** Task details **
Locate the word "为人师表" in the entries below, then gather every line that holds it.

** The input **
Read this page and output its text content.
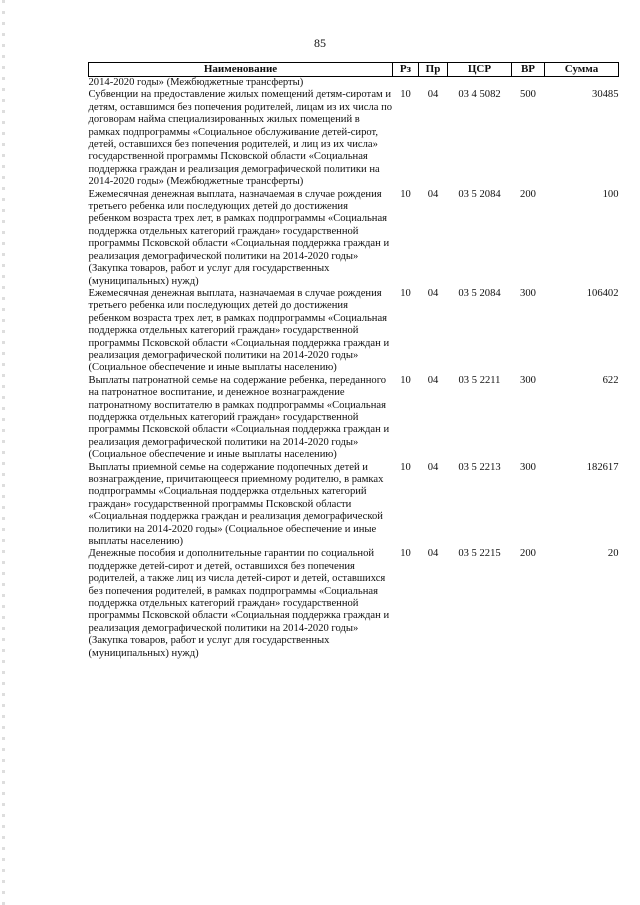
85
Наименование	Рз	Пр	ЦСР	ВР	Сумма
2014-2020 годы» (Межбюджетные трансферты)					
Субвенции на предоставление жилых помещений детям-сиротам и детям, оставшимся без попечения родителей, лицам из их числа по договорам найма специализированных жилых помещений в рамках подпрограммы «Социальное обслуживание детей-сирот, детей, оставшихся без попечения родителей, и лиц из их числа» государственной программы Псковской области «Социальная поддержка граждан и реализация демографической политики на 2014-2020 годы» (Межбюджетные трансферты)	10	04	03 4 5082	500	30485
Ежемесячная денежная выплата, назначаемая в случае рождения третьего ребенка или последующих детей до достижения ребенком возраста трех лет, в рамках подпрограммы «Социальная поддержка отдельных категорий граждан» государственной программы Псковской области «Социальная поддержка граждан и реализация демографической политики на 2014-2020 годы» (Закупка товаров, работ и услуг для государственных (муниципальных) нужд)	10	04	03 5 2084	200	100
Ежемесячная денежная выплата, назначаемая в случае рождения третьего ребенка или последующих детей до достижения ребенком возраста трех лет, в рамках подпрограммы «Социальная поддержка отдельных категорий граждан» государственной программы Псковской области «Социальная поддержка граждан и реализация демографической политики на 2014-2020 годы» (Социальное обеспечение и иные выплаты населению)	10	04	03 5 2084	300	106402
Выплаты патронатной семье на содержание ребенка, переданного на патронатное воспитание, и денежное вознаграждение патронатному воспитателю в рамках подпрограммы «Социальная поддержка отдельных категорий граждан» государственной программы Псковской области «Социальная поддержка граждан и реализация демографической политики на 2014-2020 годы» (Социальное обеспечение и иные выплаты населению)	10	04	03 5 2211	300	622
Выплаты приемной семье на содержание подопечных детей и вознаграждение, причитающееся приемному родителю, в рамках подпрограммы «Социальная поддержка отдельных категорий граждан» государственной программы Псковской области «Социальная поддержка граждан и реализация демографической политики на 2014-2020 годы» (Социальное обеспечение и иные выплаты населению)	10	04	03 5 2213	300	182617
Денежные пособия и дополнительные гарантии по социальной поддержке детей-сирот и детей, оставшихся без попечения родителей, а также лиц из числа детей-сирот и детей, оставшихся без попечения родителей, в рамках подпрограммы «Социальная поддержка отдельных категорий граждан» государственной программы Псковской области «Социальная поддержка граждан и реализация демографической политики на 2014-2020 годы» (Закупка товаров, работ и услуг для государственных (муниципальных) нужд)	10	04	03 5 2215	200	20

--

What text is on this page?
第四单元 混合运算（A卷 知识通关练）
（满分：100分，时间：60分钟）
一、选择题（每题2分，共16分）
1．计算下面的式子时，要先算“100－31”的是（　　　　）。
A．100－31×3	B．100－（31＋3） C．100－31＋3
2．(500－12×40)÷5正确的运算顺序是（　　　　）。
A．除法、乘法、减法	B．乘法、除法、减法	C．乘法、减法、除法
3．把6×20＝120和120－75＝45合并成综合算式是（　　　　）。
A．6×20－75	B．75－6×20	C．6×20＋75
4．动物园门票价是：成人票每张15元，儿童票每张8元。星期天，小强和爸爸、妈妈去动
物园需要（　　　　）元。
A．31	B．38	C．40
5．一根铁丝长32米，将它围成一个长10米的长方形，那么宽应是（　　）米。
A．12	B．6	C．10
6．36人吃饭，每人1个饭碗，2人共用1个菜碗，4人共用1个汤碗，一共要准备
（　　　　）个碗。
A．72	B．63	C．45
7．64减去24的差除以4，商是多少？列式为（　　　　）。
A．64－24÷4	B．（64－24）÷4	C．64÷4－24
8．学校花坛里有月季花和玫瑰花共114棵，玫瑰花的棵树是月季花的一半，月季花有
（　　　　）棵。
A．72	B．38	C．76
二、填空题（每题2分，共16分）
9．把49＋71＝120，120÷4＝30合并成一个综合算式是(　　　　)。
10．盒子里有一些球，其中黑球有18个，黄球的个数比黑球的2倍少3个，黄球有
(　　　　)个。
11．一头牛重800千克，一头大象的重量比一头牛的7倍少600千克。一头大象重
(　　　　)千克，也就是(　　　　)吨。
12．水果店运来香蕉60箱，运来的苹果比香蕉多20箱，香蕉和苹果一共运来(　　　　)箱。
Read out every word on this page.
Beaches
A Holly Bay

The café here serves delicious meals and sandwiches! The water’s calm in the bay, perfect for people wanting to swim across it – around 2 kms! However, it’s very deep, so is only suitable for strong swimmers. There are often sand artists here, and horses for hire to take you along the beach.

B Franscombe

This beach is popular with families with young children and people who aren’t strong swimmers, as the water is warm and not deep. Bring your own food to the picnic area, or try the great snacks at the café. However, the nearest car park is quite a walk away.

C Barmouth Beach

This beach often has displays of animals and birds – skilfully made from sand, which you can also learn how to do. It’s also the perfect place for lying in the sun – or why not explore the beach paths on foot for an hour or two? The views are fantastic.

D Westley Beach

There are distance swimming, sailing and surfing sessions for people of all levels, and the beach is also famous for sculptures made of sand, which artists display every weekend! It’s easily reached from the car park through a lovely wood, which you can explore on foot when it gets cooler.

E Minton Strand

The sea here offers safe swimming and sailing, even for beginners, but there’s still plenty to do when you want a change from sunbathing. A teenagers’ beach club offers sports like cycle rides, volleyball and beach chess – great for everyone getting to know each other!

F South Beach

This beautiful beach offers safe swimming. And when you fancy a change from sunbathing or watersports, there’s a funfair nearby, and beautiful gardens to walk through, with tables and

--

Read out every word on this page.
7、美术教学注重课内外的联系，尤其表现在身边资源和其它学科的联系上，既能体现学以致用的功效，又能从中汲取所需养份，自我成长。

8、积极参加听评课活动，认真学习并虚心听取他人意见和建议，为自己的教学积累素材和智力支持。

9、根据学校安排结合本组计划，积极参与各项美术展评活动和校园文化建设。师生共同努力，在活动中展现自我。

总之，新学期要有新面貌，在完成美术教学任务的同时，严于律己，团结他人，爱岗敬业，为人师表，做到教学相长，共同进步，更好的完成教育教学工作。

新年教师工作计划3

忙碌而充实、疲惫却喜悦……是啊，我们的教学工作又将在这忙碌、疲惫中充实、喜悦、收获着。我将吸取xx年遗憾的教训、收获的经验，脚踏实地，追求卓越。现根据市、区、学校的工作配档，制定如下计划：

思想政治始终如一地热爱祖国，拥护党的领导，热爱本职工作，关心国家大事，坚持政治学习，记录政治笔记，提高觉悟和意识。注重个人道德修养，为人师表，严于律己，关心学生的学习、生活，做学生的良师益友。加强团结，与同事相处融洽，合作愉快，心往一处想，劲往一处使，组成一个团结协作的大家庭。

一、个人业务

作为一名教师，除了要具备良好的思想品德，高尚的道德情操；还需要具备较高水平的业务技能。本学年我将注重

** Solution for this task **
总之，新学期要有新面貌，在完成美术教学任务的同时，严于律己，团结他人，爱岗敬业，为人师表，做到教学相长，共同进步，更好的完成教育教学工作。
思想政治始终如一地热爱祖国，拥护党的领导，热爱本职工作，关心国家大事，坚持政治学习，记录政治笔记，提高觉悟和意识。注重个人道德修养，为人师表，严于律己，关心学生的学习、生活，做学生的良师益友。加强团结，与同事相处融洽，合作愉快，心往一处想，劲往一处使，组成一个团结协作的大家庭。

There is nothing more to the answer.